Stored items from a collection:
┌────────

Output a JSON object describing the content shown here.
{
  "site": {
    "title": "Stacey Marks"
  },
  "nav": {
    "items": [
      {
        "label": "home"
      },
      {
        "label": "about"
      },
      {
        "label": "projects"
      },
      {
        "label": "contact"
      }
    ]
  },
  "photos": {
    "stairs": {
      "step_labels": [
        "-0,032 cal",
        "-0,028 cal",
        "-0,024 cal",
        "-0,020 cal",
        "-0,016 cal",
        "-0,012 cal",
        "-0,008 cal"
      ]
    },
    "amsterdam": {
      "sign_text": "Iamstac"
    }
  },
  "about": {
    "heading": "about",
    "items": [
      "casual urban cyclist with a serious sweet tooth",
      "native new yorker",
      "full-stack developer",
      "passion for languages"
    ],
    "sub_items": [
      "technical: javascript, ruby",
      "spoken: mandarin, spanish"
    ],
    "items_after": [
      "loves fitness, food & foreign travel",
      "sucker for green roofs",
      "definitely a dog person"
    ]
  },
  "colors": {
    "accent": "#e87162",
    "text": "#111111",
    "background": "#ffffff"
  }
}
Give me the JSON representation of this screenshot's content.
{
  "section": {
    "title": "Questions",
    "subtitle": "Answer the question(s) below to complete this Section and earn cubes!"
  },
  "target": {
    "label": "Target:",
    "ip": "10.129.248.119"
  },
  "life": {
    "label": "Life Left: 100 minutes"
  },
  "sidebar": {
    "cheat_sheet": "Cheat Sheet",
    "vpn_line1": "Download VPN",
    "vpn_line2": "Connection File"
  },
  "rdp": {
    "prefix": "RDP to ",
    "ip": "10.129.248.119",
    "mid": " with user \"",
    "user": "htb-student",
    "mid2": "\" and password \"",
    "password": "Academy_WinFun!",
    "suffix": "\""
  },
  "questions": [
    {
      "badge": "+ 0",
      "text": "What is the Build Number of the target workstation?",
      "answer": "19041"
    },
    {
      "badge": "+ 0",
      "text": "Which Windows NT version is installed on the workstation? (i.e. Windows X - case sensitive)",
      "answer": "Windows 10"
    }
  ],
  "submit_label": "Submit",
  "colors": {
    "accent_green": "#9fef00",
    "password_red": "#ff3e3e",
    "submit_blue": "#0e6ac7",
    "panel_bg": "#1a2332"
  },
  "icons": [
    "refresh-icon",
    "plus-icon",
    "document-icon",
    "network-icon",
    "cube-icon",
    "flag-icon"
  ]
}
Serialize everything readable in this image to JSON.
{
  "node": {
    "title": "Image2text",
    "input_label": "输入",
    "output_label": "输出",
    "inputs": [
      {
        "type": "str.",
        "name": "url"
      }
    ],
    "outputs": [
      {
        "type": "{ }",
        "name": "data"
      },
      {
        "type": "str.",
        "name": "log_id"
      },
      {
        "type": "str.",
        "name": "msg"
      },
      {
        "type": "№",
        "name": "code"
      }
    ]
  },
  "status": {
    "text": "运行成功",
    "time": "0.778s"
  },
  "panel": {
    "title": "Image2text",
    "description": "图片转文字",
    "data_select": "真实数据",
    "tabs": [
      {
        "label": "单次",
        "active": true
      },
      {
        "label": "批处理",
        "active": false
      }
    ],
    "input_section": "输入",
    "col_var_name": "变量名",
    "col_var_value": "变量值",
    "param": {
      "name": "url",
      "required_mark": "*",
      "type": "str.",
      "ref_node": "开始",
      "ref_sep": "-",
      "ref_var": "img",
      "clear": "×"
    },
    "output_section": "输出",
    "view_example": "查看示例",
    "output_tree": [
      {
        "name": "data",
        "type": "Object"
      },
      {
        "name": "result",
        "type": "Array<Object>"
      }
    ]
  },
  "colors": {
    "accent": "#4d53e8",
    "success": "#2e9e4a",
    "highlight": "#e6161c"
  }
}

└────────

▸ Task goal: Repeat every entry exactly, please.

▸ The answer:
Output a JSON object describing the content shown here.
{
  "site": {
    "title": "Stacey Marks"
  },
  "nav": {
    "items": [
      {
        "label": "home"
      },
      {
        "label": "about"
      },
      {
        "label": "projects"
      },
      {
        "label": "contact"
      }
    ]
  },
  "photos": {
    "stairs": {
      "step_labels": [
        "-0,032 cal",
        "-0,028 cal",
        "-0,024 cal",
        "-0,020 cal",
        "-0,016 cal",
        "-0,012 cal",
        "-0,008 cal"
      ]
    },
    "amsterdam": {
      "sign_text": "Iamstac"
    }
  },
  "about": {
    "heading": "about",
    "items": [
      "casual urban cyclist with a serious sweet tooth",
      "native new yorker",
      "full-stack developer",
      "passion for languages"
    ],
    "sub_items": [
      "technical: javascript, ruby",
      "spoken: mandarin, spanish"
    ],
    "items_after": [
      "loves fitness, food & foreign travel",
      "sucker for green roofs",
      "definitely a dog person"
    ]
  },
  "colors": {
    "accent": "#e87162",
    "text": "#111111",
    "background": "#ffffff"
  }
}
Give me the JSON representation of this screenshot's content.
{
  "section": {
    "title": "Questions",
    "subtitle": "Answer the question(s) below to complete this Section and earn cubes!"
  },
  "target": {
    "label": "Target:",
    "ip": "10.129.248.119"
  },
  "life": {
    "label": "Life Left: 100 minutes"
  },
  "sidebar": {
    "cheat_sheet": "Cheat Sheet",
    "vpn_line1": "Download VPN",
    "vpn_line2": "Connection File"
  },
  "rdp": {
    "prefix": "RDP to ",
    "ip": "10.129.248.119",
    "mid": " with user \"",
    "user": "htb-student",
    "mid2": "\" and password \"",
    "password": "Academy_WinFun!",
    "suffix": "\""
  },
  "questions": [
    {
      "badge": "+ 0",
      "text": "What is the Build Number of the target workstation?",
      "answer": "19041"
    },
    {
      "badge": "+ 0",
      "text": "Which Windows NT version is installed on the workstation? (i.e. Windows X - case sensitive)",
      "answer": "Windows 10"
    }
  ],
  "submit_label": "Submit",
  "colors": {
    "accent_green": "#9fef00",
    "password_red": "#ff3e3e",
    "submit_blue": "#0e6ac7",
    "panel_bg": "#1a2332"
  },
  "icons": [
    "refresh-icon",
    "plus-icon",
    "document-icon",
    "network-icon",
    "cube-icon",
    "flag-icon"
  ]
}
Serialize everything readable in this image to JSON.
{
  "node": {
    "title": "Image2text",
    "input_label": "输入",
    "output_label": "输出",
    "inputs": [
      {
        "type": "str.",
        "name": "url"
      }
    ],
    "outputs": [
      {
        "type": "{ }",
        "name": "data"
      },
      {
        "type": "str.",
        "name": "log_id"
      },
      {
        "type": "str.",
        "name": "msg"
      },
      {
        "type": "№",
        "name": "code"
      }
    ]
  },
  "status": {
    "text": "运行成功",
    "time": "0.778s"
  },
  "panel": {
    "title": "Image2text",
    "description": "图片转文字",
    "data_select": "真实数据",
    "tabs": [
      {
        "label": "单次",
        "active": true
      },
      {
        "label": "批处理",
        "active": false
      }
    ],
    "input_section": "输入",
    "col_var_name": "变量名",
    "col_var_value": "变量值",
    "param": {
      "name": "url",
      "required_mark": "*",
      "type": "str.",
      "ref_node": "开始",
      "ref_sep": "-",
      "ref_var": "img",
      "clear": "×"
    },
    "output_section": "输出",
    "view_example": "查看示例",
    "output_tree": [
      {
        "name": "data",
        "type": "Object"
      },
      {
        "name": "result",
        "type": "Array<Object>"
      }
    ]
  },
  "colors": {
    "accent": "#4d53e8",
    "success": "#2e9e4a",
    "highlight": "#e6161c"
  }
}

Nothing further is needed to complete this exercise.